Could you repeat the records below exactly, leaving out any pictures?

-- Start of Records for processing --

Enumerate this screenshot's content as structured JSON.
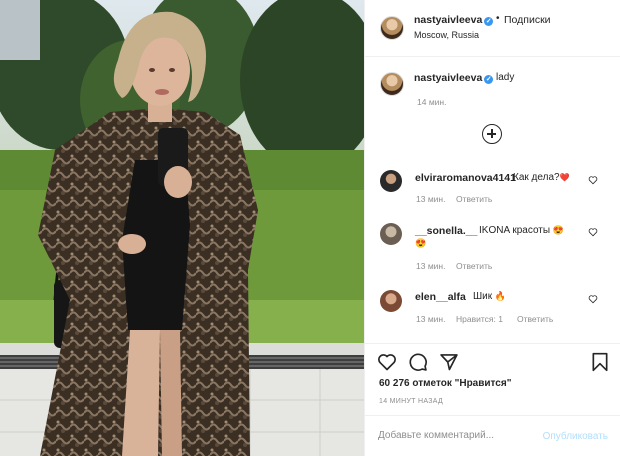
{
  "colors": {
    "accent": "#3897f0",
    "muted": "#8e8e8e",
    "text": "#262626",
    "publish_disabled": "#b2dffc"
  },
  "post": {
    "username": "nastyaivleeva",
    "follow_label": "Подписки",
    "location": "Moscow, Russia",
    "caption": "lady",
    "caption_time": "14 мин."
  },
  "comments": [
    {
      "user": "elviraromanova4141",
      "text": "Как дела?",
      "emoji": "❤️",
      "time": "13 мин.",
      "reply": "Ответить"
    },
    {
      "user": "__sonella.__",
      "text": "IKONA красоты",
      "emoji": "😍",
      "emoji2": "😍",
      "time": "13 мин.",
      "reply": "Ответить"
    },
    {
      "user": "elen__alfa",
      "text": "Шик",
      "emoji": "🔥",
      "time": "13 мин.",
      "likes": "Нравится: 1",
      "reply": "Ответить"
    }
  ],
  "icons": [
    "heart-icon",
    "comment-icon",
    "share-icon",
    "bookmark-icon",
    "plus-circle-icon",
    "more-icon",
    "verified-icon"
  ],
  "stats": {
    "likes": "60 276 отметок \"Нравится\"",
    "posted": "14 МИНУТ НАЗАД"
  },
  "add_comment": {
    "placeholder": "Добавьте комментарий...",
    "publish": "Опубликовать"
  }
}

-- End of Records for processing --

# Result
Enumerate this screenshot's content as structured JSON.
{
  "colors": {
    "accent": "#3897f0",
    "muted": "#8e8e8e",
    "text": "#262626",
    "publish_disabled": "#b2dffc"
  },
  "post": {
    "username": "nastyaivleeva",
    "follow_label": "Подписки",
    "location": "Moscow, Russia",
    "caption": "lady",
    "caption_time": "14 мин."
  },
  "comments": [
    {
      "user": "elviraromanova4141",
      "text": "Как дела?",
      "emoji": "❤️",
      "time": "13 мин.",
      "reply": "Ответить"
    },
    {
      "user": "__sonella.__",
      "text": "IKONA красоты",
      "emoji": "😍",
      "emoji2": "😍",
      "time": "13 мин.",
      "reply": "Ответить"
    },
    {
      "user": "elen__alfa",
      "text": "Шик",
      "emoji": "🔥",
      "time": "13 мин.",
      "likes": "Нравится: 1",
      "reply": "Ответить"
    }
  ],
  "icons": [
    "heart-icon",
    "comment-icon",
    "share-icon",
    "bookmark-icon",
    "plus-circle-icon",
    "more-icon",
    "verified-icon"
  ],
  "stats": {
    "likes": "60 276 отметок \"Нравится\"",
    "posted": "14 МИНУТ НАЗАД"
  },
  "add_comment": {
    "placeholder": "Добавьте комментарий...",
    "publish": "Опубликовать"
  }
}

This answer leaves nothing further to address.